== PROVIDED RECORDS ==
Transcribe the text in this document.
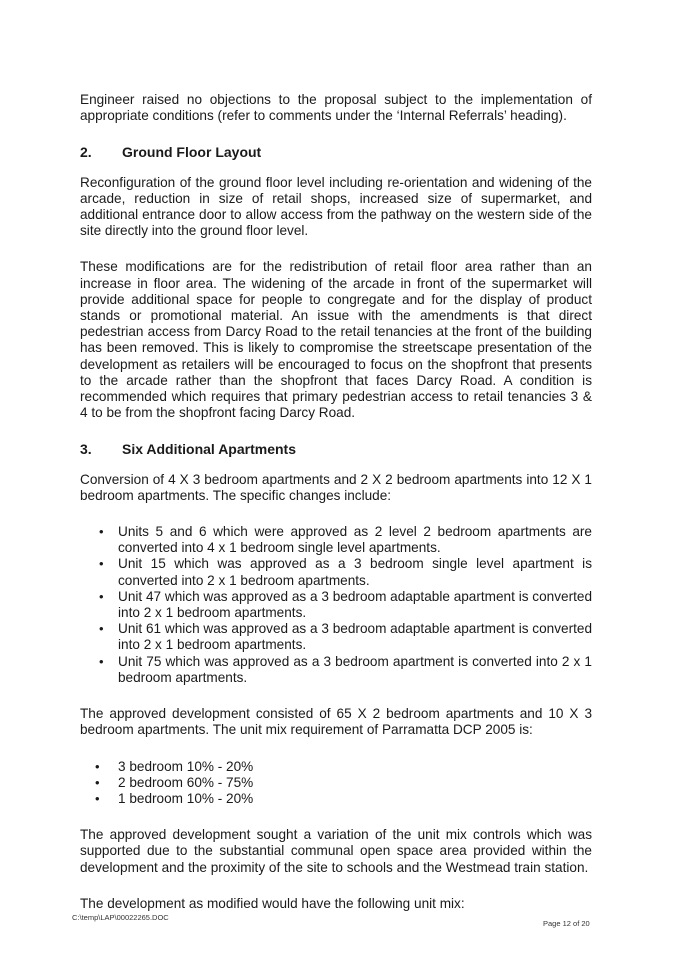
Engineer raised no objections to the proposal subject to the implementation of appropriate conditions (refer to comments under the ‘Internal Referrals’ heading).

2.	Ground Floor Layout

Reconfiguration of the ground floor level including re-orientation and widening of the arcade, reduction in size of retail shops, increased size of supermarket, and additional entrance door to allow access from the pathway on the western side of the site directly into the ground floor level.

These modifications are for the redistribution of retail floor area rather than an increase in floor area. The widening of the arcade in front of the supermarket will provide additional space for people to congregate and for the display of product stands or promotional material. An issue with the amendments is that direct pedestrian access from Darcy Road to the retail tenancies at the front of the building has been removed. This is likely to compromise the streetscape presentation of the development as retailers will be encouraged to focus on the shopfront that presents to the arcade rather than the shopfront that faces Darcy Road. A condition is recommended which requires that primary pedestrian access to retail tenancies 3 & 4 to be from the shopfront facing Darcy Road.

3.	Six Additional Apartments

Conversion of 4 X 3 bedroom apartments and 2 X 2 bedroom apartments into 12 X 1 bedroom apartments. The specific changes include:

• Units 5 and 6 which were approved as 2 level 2 bedroom apartments are converted into 4 x 1 bedroom single level apartments.
• Unit 15 which was approved as a 3 bedroom single level apartment is converted into 2 x 1 bedroom apartments.
• Unit 47 which was approved as a 3 bedroom adaptable apartment is converted into 2 x 1 bedroom apartments.
• Unit 61 which was approved as a 3 bedroom adaptable apartment is converted into 2 x 1 bedroom apartments.
• Unit 75 which was approved as a 3 bedroom apartment is converted into 2 x 1 bedroom apartments.

The approved development consisted of 65 X 2 bedroom apartments and 10 X 3 bedroom apartments. The unit mix requirement of Parramatta DCP 2005 is:

• 3 bedroom 10% - 20%
• 2 bedroom 60% - 75%
• 1 bedroom 10% - 20%

The approved development sought a variation of the unit mix controls which was supported due to the substantial communal open space area provided within the development and the proximity of the site to schools and the Westmead train station.

The development as modified would have the following unit mix:

C:\temp\LAP\00022265.DOC
Page 12 of 20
===
WHAT IS REQUIRED: Transcribe every record above exactly, leaving out the pictures.

FINISHED TASK:
Transcribe the text in this document.
Engineer raised no objections to the proposal subject to the implementation of appropriate conditions (refer to comments under the ‘Internal Referrals’ heading).

2.	Ground Floor Layout

Reconfiguration of the ground floor level including re-orientation and widening of the arcade, reduction in size of retail shops, increased size of supermarket, and additional entrance door to allow access from the pathway on the western side of the site directly into the ground floor level.

These modifications are for the redistribution of retail floor area rather than an increase in floor area. The widening of the arcade in front of the supermarket will provide additional space for people to congregate and for the display of product stands or promotional material. An issue with the amendments is that direct pedestrian access from Darcy Road to the retail tenancies at the front of the building has been removed. This is likely to compromise the streetscape presentation of the development as retailers will be encouraged to focus on the shopfront that presents to the arcade rather than the shopfront that faces Darcy Road. A condition is recommended which requires that primary pedestrian access to retail tenancies 3 & 4 to be from the shopfront facing Darcy Road.

3.	Six Additional Apartments

Conversion of 4 X 3 bedroom apartments and 2 X 2 bedroom apartments into 12 X 1 bedroom apartments. The specific changes include:

• Units 5 and 6 which were approved as 2 level 2 bedroom apartments are converted into 4 x 1 bedroom single level apartments.
• Unit 15 which was approved as a 3 bedroom single level apartment is converted into 2 x 1 bedroom apartments.
• Unit 47 which was approved as a 3 bedroom adaptable apartment is converted into 2 x 1 bedroom apartments.
• Unit 61 which was approved as a 3 bedroom adaptable apartment is converted into 2 x 1 bedroom apartments.
• Unit 75 which was approved as a 3 bedroom apartment is converted into 2 x 1 bedroom apartments.

The approved development consisted of 65 X 2 bedroom apartments and 10 X 3 bedroom apartments. The unit mix requirement of Parramatta DCP 2005 is:

• 3 bedroom 10% - 20%
• 2 bedroom 60% - 75%
• 1 bedroom 10% - 20%

The approved development sought a variation of the unit mix controls which was supported due to the substantial communal open space area provided within the development and the proximity of the site to schools and the Westmead train station.

The development as modified would have the following unit mix:

C:\temp\LAP\00022265.DOC
Page 12 of 20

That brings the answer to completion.